[SEITENTEXT]:
Etwas, das Maisprach auszeichnet ist sein aktives Vereinsleben. Sei es sportlich, musikalisch, im Naturschutz oder natürlich im Bereich des Weins. Viele engagieren sich freiwillig und ehrenamtlich für das Gemeinwohl. Dass solches Engagement und gemeinsames Anpacken nicht nur das aktuelle Leben verbessert, sondern auch längerfristig für künftige Generationen etwas Positives bewirkt, zeigt sich beispielsweise am starken Engagement des Vogelschutz- und Verschönerungsverein Maisprach (VVM). In einer Aktion, welche den verloren gegangenen Lebensraum für Vögel wie den Steinkauz – Vogel des Jahres 2021 – oder den Gartenrotschwanz zurückgewinnen will, pflanzten mit Unterstützung des Turnvereins und der Landeigentümer 400 Heckensträucher und 42 Obst- und Feldbäume. Wie den Medien zu entnehmen war, stehen die Chancen gut, dass sich der eine oder andere Vogel in Zukunft wieder vermehrt im Oberbaselbiet blicken lässt. Oder die heutige Eröffnung des neuen Veranstaltungsraum im Feuerwehrmagazin. Grossartig, weil historische Zeitzeugnisse zunehmend schwinden und es sehr kostbar ist, wenn Historisches in dieser Form der Öffentlichkeit zugänglich gemacht werden kann.

[WAS ZU TUN IST]:
(a) Übertragen Sie den Satz „Viele engagieren sich freiwillig und ehrenamtlich für das Gemeinwohl.“ aus dem Seitentext über Maisprach ins Englische.
(b) Welcher Vogel wird im Seitentext über Maisprach als Vogel des Jahres 2021 bezeichnet?
Die Einträge braucht es zur Bearbeitung nicht.

[DATENLISTE]:
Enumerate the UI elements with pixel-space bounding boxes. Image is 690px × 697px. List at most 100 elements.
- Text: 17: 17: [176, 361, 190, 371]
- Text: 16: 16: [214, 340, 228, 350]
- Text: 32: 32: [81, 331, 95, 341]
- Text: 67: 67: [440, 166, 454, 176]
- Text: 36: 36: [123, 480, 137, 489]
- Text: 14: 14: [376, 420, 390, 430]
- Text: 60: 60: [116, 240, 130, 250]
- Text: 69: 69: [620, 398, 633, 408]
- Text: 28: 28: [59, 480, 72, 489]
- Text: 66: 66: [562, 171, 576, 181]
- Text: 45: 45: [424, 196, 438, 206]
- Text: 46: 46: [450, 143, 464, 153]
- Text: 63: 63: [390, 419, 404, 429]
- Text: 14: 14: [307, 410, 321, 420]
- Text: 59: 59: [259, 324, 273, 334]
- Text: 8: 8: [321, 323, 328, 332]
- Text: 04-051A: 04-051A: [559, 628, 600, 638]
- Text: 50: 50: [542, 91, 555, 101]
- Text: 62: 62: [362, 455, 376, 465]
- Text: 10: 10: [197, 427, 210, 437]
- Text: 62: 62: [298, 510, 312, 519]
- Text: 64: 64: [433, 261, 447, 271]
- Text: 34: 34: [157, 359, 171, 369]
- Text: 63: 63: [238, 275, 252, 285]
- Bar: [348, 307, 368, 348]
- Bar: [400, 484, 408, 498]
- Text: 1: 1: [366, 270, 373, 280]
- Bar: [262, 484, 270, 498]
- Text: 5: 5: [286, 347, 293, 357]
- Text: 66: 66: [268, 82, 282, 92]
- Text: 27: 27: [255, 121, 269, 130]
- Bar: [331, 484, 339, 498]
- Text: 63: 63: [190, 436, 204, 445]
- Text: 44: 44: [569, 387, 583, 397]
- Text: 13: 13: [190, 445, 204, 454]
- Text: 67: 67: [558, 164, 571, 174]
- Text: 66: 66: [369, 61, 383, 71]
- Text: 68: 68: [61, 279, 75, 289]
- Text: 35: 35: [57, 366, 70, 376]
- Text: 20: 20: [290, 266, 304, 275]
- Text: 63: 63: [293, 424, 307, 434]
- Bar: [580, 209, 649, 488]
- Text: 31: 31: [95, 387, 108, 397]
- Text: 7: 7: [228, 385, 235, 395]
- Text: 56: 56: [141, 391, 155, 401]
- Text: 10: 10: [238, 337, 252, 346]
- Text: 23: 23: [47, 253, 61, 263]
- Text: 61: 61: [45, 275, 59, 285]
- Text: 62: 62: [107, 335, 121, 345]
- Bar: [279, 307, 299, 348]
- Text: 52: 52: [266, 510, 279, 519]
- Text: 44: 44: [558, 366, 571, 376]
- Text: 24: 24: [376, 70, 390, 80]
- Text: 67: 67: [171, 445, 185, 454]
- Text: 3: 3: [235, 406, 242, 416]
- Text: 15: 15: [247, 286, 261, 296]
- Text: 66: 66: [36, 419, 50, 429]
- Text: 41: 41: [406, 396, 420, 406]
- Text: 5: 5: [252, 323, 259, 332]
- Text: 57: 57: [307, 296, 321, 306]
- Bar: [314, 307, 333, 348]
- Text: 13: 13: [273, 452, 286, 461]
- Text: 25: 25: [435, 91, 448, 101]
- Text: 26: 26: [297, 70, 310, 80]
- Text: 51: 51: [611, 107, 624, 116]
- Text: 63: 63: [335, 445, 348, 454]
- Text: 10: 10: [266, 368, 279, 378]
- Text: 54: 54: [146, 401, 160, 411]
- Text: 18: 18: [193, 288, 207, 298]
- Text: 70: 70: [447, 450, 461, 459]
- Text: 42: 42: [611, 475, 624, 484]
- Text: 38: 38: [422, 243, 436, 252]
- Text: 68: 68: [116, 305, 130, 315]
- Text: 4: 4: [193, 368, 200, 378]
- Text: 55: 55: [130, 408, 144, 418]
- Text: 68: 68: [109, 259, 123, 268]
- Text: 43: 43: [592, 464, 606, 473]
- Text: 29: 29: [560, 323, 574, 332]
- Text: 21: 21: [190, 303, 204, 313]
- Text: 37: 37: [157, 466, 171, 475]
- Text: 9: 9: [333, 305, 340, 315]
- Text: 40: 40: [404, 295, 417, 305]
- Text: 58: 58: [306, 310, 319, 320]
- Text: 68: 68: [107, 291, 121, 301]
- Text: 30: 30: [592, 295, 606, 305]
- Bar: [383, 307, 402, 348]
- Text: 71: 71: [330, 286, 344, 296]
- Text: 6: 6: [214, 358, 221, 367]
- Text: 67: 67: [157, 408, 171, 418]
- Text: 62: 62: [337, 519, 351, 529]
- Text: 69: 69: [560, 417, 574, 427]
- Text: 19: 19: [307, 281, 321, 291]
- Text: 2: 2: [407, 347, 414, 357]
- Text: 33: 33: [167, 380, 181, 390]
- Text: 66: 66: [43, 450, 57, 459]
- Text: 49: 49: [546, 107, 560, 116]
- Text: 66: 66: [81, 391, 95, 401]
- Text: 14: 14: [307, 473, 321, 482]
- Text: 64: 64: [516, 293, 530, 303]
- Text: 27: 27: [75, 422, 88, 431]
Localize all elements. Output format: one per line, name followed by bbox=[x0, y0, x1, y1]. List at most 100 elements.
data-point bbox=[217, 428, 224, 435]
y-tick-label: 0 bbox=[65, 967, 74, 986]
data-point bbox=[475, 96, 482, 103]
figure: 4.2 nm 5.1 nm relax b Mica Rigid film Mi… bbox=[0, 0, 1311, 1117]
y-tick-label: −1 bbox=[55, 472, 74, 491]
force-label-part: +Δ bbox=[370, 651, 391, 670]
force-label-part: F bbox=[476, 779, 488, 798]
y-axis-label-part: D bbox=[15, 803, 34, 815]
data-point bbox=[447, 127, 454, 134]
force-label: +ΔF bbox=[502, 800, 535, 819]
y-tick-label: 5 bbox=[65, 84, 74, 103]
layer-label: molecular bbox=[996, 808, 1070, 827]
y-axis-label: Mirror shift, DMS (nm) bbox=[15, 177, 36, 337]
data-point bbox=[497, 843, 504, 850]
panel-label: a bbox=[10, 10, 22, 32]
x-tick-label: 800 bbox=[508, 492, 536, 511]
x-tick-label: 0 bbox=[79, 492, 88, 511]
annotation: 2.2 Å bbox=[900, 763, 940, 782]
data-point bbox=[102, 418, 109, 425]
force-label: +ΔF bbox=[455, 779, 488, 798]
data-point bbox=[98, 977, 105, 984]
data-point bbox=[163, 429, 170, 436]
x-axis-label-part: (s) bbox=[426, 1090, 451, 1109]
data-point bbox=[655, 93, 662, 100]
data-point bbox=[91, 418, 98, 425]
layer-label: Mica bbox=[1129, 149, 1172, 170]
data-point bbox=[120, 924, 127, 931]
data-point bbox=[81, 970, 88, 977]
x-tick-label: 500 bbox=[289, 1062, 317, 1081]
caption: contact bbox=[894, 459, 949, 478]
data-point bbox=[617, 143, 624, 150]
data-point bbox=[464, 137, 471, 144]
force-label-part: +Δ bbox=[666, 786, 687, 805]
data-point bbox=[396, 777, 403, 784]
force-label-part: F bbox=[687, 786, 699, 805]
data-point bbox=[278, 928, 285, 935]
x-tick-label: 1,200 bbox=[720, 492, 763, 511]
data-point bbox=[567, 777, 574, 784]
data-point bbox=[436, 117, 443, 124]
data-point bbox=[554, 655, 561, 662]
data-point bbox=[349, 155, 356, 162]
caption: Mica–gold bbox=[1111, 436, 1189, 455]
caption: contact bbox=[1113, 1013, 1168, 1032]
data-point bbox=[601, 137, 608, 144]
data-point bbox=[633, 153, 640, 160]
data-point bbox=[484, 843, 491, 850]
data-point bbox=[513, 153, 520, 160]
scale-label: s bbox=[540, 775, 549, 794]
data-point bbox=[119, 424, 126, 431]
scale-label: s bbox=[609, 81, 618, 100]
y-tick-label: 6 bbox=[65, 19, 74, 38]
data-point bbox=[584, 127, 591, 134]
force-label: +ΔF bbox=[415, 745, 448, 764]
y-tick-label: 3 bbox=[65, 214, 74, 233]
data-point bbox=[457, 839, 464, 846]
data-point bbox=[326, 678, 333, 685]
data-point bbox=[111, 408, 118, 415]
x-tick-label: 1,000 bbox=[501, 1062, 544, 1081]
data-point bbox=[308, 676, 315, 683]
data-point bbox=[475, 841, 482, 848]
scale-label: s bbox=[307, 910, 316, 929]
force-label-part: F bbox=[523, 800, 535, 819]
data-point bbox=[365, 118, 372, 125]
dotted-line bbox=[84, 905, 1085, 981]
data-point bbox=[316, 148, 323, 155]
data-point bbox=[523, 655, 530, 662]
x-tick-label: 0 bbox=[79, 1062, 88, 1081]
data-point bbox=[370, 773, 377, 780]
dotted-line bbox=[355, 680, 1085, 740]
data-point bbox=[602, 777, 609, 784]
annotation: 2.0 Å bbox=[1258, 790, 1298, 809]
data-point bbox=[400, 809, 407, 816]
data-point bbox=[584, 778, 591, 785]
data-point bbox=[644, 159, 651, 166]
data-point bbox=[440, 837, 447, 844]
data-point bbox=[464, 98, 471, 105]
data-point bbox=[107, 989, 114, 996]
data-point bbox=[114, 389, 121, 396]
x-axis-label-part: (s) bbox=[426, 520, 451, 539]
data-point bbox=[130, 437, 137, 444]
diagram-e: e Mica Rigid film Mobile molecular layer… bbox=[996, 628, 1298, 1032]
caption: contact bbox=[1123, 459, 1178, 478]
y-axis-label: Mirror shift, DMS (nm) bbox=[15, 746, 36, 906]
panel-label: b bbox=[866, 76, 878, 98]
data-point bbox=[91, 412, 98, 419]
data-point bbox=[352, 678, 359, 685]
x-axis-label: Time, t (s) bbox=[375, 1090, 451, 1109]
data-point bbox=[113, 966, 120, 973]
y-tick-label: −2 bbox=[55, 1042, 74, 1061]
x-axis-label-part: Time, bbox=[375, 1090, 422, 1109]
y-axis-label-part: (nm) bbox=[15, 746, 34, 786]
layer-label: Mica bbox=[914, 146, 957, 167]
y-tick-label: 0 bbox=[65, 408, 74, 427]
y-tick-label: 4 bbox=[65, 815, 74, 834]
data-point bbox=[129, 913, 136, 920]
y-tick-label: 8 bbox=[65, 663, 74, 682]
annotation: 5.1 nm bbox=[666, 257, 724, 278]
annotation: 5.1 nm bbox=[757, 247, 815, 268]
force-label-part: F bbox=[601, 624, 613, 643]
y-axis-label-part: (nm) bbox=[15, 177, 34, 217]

[ANTWORTEN]:
(a) Many people commit themselves voluntarily and without pay to the common good.

(b) Der Steinkauz.